• [What the exercise asks]: Can you write out all the lines word for word, with no pictures?

• [Exercise input]:
- - -

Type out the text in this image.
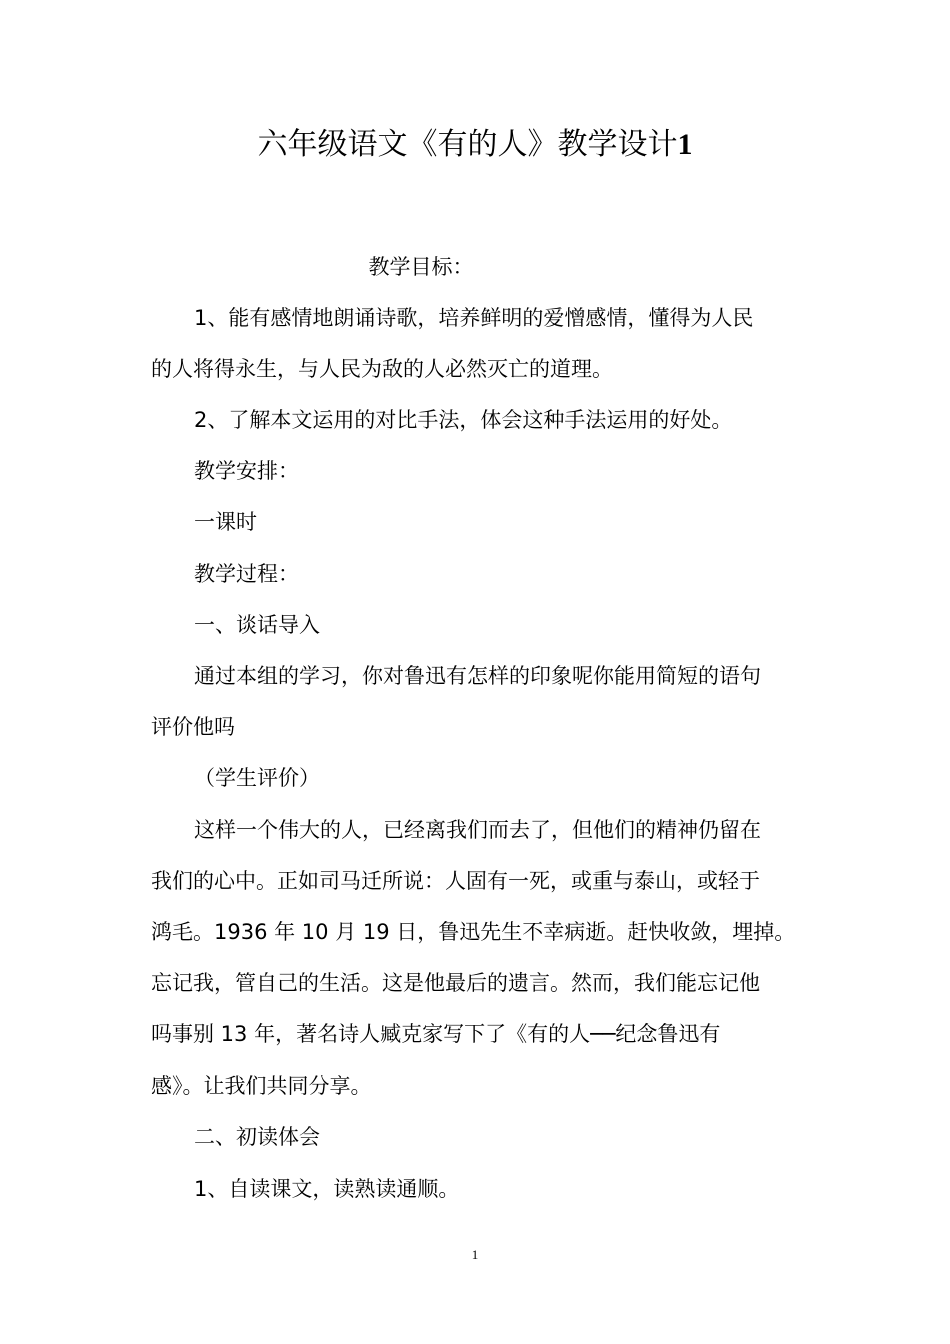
六年级语文《有的人》教学设计1
教学目标：
1、能有感情地朗诵诗歌，培养鲜明的爱憎感情，懂得为人民
的人将得永生，与人民为敌的人必然灭亡的道理。
2、了解本文运用的对比手法，体会这种手法运用的好处。
教学安排：
一课时
教学过程：
一、谈话导入
通过本组的学习，你对鲁迅有怎样的印象呢你能用简短的语句
评价他吗
（学生评价）
这样一个伟大的人，已经离我们而去了，但他们的精神仍留在
我们的心中。正如司马迁所说：人固有一死，或重与泰山，或轻于
鸿毛。1936 年 10 月 19 日，鲁迅先生不幸病逝。赶快收敛，埋掉。
忘记我，管自己的生活。这是他最后的遗言。然而，我们能忘记他
吗事别 13 年，著名诗人臧克家写下了《有的人──纪念鲁迅有
感》。让我们共同分享。
二、初读体会
1、自读课文，读熟读通顺。
1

- - -

• [Expected answer]:
Type out the text in this image.
六年级语文《有的人》教学设计1
教学目标：
1、能有感情地朗诵诗歌，培养鲜明的爱憎感情，懂得为人民
的人将得永生，与人民为敌的人必然灭亡的道理。
2、了解本文运用的对比手法，体会这种手法运用的好处。
教学安排：
一课时
教学过程：
一、谈话导入
通过本组的学习，你对鲁迅有怎样的印象呢你能用简短的语句
评价他吗
（学生评价）
这样一个伟大的人，已经离我们而去了，但他们的精神仍留在
我们的心中。正如司马迁所说：人固有一死，或重与泰山，或轻于
鸿毛。1936 年 10 月 19 日，鲁迅先生不幸病逝。赶快收敛，埋掉。
忘记我，管自己的生活。这是他最后的遗言。然而，我们能忘记他
吗事别 13 年，著名诗人臧克家写下了《有的人──纪念鲁迅有
感》。让我们共同分享。
二、初读体会
1、自读课文，读熟读通顺。
1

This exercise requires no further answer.